[Task prompt] Copy out the lines that have "this" in them.
-------- Source data
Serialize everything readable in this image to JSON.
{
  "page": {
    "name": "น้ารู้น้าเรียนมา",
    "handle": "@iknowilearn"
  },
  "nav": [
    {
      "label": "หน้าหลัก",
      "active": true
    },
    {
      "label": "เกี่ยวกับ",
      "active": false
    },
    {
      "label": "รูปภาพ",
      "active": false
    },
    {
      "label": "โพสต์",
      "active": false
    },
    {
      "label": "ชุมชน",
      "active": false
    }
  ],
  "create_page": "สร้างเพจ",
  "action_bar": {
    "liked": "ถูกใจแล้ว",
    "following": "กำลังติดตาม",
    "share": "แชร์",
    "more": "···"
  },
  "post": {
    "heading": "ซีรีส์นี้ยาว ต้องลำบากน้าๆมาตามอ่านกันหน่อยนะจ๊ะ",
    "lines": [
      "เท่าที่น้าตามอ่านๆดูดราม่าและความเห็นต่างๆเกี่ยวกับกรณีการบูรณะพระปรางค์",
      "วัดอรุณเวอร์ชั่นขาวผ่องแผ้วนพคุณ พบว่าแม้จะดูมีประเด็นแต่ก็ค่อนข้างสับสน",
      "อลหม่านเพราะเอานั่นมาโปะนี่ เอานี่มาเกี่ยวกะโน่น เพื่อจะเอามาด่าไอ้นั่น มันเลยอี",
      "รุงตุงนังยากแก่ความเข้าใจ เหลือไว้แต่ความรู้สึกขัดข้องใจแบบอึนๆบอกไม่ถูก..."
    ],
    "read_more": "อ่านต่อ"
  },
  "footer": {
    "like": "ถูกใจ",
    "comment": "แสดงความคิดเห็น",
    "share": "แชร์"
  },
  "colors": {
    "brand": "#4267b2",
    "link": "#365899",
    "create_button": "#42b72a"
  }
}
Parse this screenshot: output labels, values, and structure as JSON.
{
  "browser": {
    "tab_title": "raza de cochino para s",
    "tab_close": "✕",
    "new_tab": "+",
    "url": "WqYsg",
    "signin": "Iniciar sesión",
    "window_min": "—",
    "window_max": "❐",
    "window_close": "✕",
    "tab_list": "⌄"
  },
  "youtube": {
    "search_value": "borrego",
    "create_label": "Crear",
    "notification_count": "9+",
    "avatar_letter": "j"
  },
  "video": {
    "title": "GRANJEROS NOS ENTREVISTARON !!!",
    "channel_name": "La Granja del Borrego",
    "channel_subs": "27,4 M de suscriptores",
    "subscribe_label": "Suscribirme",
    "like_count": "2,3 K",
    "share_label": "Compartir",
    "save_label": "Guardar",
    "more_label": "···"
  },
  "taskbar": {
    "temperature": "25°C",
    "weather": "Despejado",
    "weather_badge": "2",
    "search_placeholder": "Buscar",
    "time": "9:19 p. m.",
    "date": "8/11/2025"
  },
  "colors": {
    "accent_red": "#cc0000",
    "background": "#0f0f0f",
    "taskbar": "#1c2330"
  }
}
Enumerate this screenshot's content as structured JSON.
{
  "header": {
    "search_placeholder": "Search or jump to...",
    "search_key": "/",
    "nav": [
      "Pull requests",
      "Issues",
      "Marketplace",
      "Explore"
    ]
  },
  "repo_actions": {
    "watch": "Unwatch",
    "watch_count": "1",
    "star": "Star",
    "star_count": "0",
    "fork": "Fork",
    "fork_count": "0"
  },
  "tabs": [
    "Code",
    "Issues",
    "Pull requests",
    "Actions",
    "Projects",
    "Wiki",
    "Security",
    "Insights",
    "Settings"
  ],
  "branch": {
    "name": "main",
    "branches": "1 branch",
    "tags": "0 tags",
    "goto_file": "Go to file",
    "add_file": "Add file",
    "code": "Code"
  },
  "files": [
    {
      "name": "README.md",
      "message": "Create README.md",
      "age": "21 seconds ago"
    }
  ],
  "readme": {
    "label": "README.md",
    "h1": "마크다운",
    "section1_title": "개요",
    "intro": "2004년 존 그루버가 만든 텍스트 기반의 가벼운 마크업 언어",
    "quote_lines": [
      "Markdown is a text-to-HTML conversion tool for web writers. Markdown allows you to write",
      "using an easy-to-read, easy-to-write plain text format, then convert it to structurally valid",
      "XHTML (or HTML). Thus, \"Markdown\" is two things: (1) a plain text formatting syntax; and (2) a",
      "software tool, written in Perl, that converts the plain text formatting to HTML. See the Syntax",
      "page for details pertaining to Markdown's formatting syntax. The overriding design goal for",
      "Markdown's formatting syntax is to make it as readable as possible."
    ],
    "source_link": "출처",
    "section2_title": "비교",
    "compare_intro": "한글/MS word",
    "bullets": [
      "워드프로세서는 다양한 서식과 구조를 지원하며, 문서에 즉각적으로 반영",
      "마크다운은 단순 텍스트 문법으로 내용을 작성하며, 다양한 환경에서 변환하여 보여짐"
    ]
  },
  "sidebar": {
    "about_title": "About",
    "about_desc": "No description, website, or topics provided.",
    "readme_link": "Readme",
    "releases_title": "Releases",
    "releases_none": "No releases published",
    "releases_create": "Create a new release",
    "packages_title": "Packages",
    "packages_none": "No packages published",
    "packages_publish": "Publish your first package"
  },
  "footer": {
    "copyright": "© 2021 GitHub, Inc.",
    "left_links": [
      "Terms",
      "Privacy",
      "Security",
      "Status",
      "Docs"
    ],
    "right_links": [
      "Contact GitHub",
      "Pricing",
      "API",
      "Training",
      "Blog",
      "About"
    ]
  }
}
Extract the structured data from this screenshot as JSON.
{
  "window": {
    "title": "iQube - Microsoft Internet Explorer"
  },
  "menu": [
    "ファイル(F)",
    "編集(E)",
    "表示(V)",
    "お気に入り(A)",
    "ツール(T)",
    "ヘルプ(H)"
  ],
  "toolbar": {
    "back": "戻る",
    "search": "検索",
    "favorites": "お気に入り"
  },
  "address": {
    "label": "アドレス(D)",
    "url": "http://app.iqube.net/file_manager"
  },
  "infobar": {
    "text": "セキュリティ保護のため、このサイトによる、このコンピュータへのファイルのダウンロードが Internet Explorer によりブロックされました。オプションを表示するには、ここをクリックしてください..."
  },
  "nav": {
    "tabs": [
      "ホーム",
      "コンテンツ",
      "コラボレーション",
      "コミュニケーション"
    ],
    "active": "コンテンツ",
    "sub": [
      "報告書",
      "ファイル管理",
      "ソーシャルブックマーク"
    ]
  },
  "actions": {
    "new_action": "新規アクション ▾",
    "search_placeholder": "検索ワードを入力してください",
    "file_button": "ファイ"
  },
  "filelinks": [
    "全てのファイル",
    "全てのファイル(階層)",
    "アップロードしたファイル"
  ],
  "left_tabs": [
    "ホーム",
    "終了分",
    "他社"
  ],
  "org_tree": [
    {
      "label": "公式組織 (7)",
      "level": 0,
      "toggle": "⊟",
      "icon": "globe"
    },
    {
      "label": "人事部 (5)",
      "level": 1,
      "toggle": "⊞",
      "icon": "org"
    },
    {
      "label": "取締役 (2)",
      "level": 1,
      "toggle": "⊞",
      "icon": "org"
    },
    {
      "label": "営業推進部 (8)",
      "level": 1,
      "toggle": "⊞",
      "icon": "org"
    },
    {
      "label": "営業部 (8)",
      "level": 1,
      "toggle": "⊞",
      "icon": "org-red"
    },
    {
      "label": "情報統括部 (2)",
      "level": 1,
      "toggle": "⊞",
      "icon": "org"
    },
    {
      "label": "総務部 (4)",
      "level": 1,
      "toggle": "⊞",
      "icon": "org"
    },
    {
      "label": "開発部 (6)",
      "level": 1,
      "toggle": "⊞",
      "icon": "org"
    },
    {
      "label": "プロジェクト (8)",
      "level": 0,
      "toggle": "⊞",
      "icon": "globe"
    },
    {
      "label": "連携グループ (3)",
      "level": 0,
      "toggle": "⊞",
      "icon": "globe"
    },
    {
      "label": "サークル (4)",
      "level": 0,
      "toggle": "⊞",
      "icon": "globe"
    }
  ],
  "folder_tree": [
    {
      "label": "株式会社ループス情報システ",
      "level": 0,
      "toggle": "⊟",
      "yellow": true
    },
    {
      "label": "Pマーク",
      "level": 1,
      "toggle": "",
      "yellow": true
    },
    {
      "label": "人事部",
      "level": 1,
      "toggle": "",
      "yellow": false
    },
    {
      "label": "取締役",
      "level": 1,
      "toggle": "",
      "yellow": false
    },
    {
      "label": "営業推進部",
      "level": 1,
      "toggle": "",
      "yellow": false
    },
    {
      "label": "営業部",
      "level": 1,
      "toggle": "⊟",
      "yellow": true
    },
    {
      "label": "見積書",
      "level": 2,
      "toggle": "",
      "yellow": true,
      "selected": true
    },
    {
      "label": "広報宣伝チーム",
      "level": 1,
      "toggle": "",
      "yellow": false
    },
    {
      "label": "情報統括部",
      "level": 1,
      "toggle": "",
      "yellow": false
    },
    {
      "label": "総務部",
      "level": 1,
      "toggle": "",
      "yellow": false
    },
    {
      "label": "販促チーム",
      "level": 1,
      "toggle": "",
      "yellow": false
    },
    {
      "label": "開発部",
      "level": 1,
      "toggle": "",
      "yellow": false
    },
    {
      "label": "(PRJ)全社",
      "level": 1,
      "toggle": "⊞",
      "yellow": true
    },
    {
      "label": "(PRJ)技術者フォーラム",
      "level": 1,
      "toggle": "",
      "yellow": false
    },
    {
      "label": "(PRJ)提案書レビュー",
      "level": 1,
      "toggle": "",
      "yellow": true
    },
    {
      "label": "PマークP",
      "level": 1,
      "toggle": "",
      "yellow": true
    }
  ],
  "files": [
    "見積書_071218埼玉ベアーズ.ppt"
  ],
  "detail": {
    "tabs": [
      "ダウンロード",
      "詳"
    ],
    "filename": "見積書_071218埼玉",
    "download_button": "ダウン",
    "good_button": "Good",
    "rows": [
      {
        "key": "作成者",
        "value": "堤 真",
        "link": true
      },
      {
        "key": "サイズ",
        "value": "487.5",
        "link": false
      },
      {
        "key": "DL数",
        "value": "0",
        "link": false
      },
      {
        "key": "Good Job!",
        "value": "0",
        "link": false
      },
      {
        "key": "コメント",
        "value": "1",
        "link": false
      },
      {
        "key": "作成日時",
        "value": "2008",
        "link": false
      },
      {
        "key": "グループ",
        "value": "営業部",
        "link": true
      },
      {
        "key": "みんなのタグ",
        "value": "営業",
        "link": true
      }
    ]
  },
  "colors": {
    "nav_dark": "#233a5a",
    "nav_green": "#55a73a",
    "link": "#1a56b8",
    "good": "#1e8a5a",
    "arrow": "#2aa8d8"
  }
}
----------------
[Task answer]
Serialize everything readable in this image to JSON.
Parse this screenshot: output labels, values, and structure as JSON.
Enumerate this screenshot's content as structured JSON.
Extract the structured data from this screenshot as JSON.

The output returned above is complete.